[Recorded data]

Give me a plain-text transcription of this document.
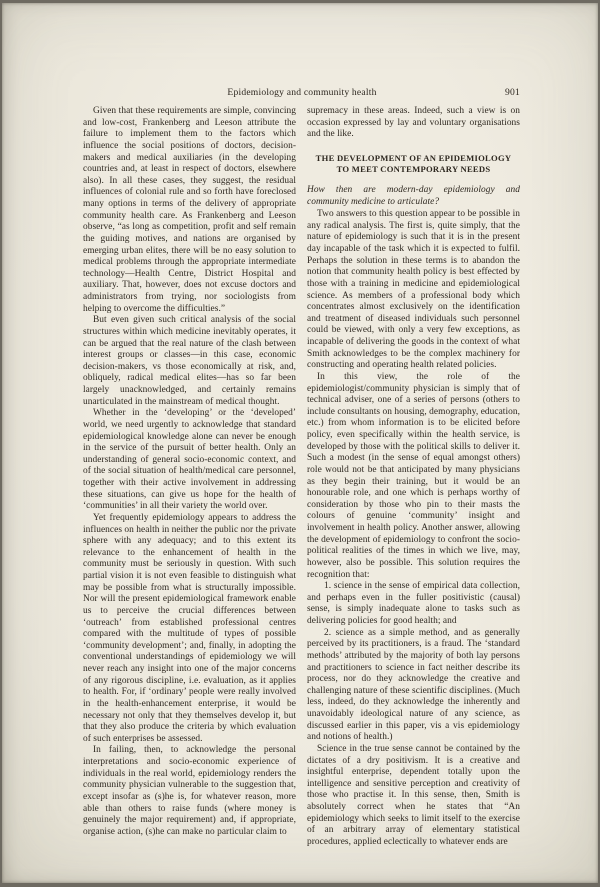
Epidemiology and community health	901

Given that these requirements are simple, convincing and low-cost, Frankenberg and Leeson attribute the failure to implement them to the factors which influence the social positions of doctors, decision-makers and medical auxiliaries (in the developing countries and, at least in respect of doctors, elsewhere also). In all these cases, they suggest, the residual influences of colonial rule and so forth have foreclosed many options in terms of the delivery of appropriate community health care. As Frankenberg and Leeson observe, “as long as competition, profit and self remain the guiding motives, and nations are organised by emerging urban elites, there will be no easy solution to medical problems through the appropriate intermediate technology—Health Centre, District Hospital and auxiliary. That, however, does not excuse doctors and administrators from trying, nor sociologists from helping to overcome the difficulties.”

But even given such critical analysis of the social structures within which medicine inevitably operates, it can be argued that the real nature of the clash between interest groups or classes—in this case, economic decision-makers, vs those economically at risk, and, obliquely, radical medical elites—has so far been largely unacknowledged, and certainly remains unarticulated in the mainstream of medical thought.

Whether in the ‘developing’ or the ‘developed’ world, we need urgently to acknowledge that standard epidemiological knowledge alone can never be enough in the service of the pursuit of better health. Only an understanding of general socio-economic context, and of the social situation of health/medical care personnel, together with their active involvement in addressing these situations, can give us hope for the health of ‘communities’ in all their variety the world over.

Yet frequently epidemiology appears to address the influences on health in neither the public nor the private sphere with any adequacy; and to this extent its relevance to the enhancement of health in the community must be seriously in question. With such partial vision it is not even feasible to distinguish what may be possible from what is structurally impossible. Nor will the present epidemiological framework enable us to perceive the crucial differences between ‘outreach’ from established professional centres compared with the multitude of types of possible ‘community development’; and, finally, in adopting the conventional understandings of epidemiology we will never reach any insight into one of the major concerns of any rigorous discipline, i.e. evaluation, as it applies to health. For, if ‘ordinary’ people were really involved in the health-enhancement enterprise, it would be necessary not only that they themselves develop it, but that they also produce the criteria by which evaluation of such enterprises be assessed.

In failing, then, to acknowledge the personal interpretations and socio-economic experience of individuals in the real world, epidemiology renders the community physician vulnerable to the suggestion that, except insofar as (s)he is, for whatever reason, more able than others to raise funds (where money is genuinely the major requirement) and, if appropriate, organise action, (s)he can make no particular claim to

supremacy in these areas. Indeed, such a view is on occasion expressed by lay and voluntary organisations and the like.

THE DEVELOPMENT OF AN EPIDEMIOLOGY
TO MEET CONTEMPORARY NEEDS

How then are modern-day epidemiology and community medicine to articulate?

Two answers to this question appear to be possible in any radical analysis. The first is, quite simply, that the nature of epidemiology is such that it is in the present day incapable of the task which it is expected to fulfil. Perhaps the solution in these terms is to abandon the notion that community health policy is best effected by those with a training in medicine and epidemiological science. As members of a professional body which concentrates almost exclusively on the identification and treatment of diseased individuals such personnel could be viewed, with only a very few exceptions, as incapable of delivering the goods in the context of what Smith acknowledges to be the complex machinery for constructing and operating health related policies.

In this view, the role of the epidemiologist/community physician is simply that of technical adviser, one of a series of persons (others to include consultants on housing, demography, education, etc.) from whom information is to be elicited before policy, even specifically within the health service, is developed by those with the political skills to deliver it. Such a modest (in the sense of equal amongst others) role would not be that anticipated by many physicians as they begin their training, but it would be an honourable role, and one which is perhaps worthy of consideration by those who pin to their masts the colours of genuine ‘community’ insight and involvement in health policy. Another answer, allowing the development of epidemiology to confront the socio-political realities of the times in which we live, may, however, also be possible. This solution requires the recognition that:

1. science in the sense of empirical data collection, and perhaps even in the fuller positivistic (causal) sense, is simply inadequate alone to tasks such as delivering policies for good health; and

2. science as a simple method, and as generally perceived by its practitioners, is a fraud. The ‘standard methods’ attributed by the majority of both lay persons and practitioners to science in fact neither describe its process, nor do they acknowledge the creative and challenging nature of these scientific disciplines. (Much less, indeed, do they acknowledge the inherently and unavoidably ideological nature of any science, as discussed earlier in this paper, vis a vis epidemiology and notions of health.)

Science in the true sense cannot be contained by the dictates of a dry positivism. It is a creative and insightful enterprise, dependent totally upon the intelligence and sensitive perception and creativity of those who practise it. In this sense, then, Smith is absolutely correct when he states that “An epidemiology which seeks to limit itself to the exercise of an arbitrary array of elementary statistical procedures, applied eclectically to whatever ends are
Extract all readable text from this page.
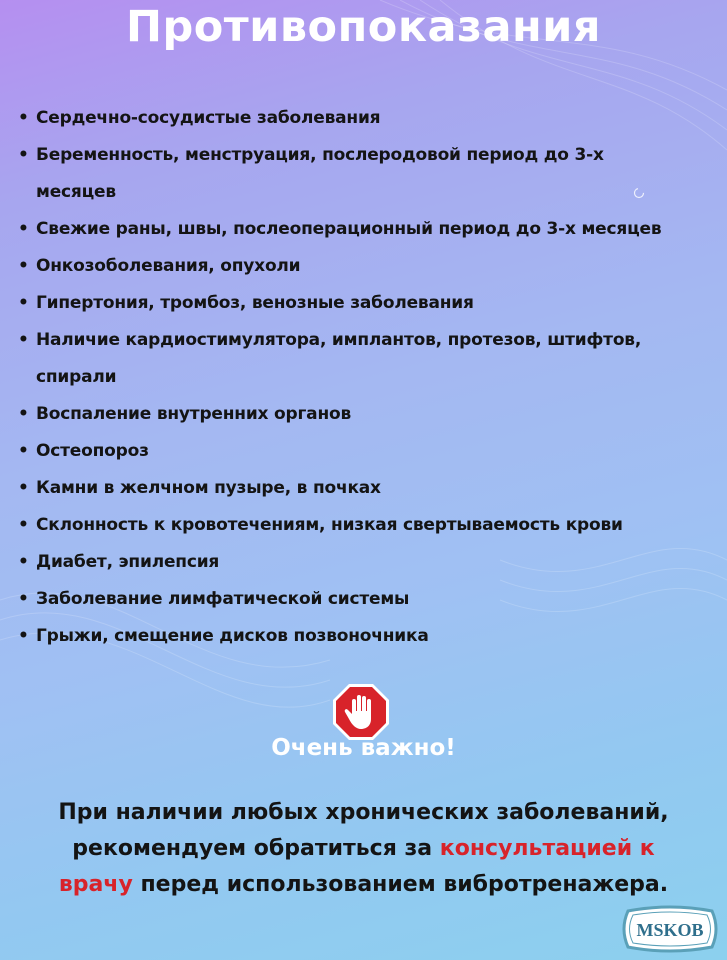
Противопоказания
• Сердечно-сосудистые заболевания
• Беременность, менструация, послеродовой период до 3-х месяцев
• Свежие раны, швы, послеоперационный период до 3-х месяцев
• Онкозоболевания, опухоли
• Гипертония, тромбоз, венозные заболевания
• Наличие кардиостимулятора, имплантов, протезов, штифтов, спирали
• Воспаление внутренних органов
• Остеопороз
• Камни в желчном пузыре, в почках
• Склонность к кровотечениям, низкая свертываемость крови
• Диабет, эпилепсия
• Заболевание лимфатической системы
• Грыжи, смещение дисков позвоночника
Очень важно!
При наличии любых хронических заболеваний, рекомендуем обратиться за консультацией к врачу перед использованием вибротренажера.
MSKOB
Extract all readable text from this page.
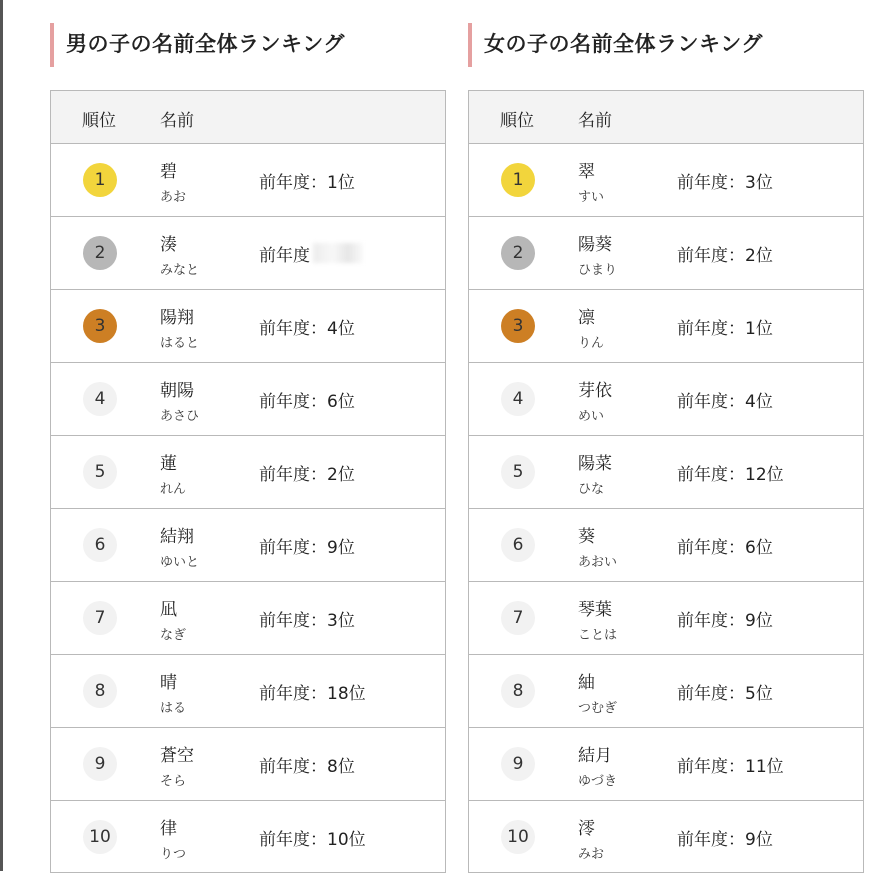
男の子の名前全体ランキング
順位	名前
1	碧
あお
前年度：1位
2	湊
みなと
前年度
3	陽翔
はると
前年度：4位
4	朝陽
あさひ
前年度：6位
5	蓮
れん
前年度：2位
6	結翔
ゆいと
前年度：9位
7	凪
なぎ
前年度：3位
8	晴
はる
前年度：18位
9	蒼空
そら
前年度：8位
10	律
りつ
前年度：10位
女の子の名前全体ランキング
順位	名前
1	翠
すい
前年度：3位
2	陽葵
ひまり
前年度：2位
3	凛
りん
前年度：1位
4	芽依
めい
前年度：4位
5	陽菜
ひな
前年度：12位
6	葵
あおい
前年度：6位
7	琴葉
ことは
前年度：9位
8	紬
つむぎ
前年度：5位
9	結月
ゆづき
前年度：11位
10	澪
みお
前年度：9位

Stated problem:
Using the listing, collect all lines in which the string "месяцев" is found.

Full response:
• Беременность, менструация, послеродовой период до 3-х месяцев
• Свежие раны, швы, послеоперационный период до 3-х месяцев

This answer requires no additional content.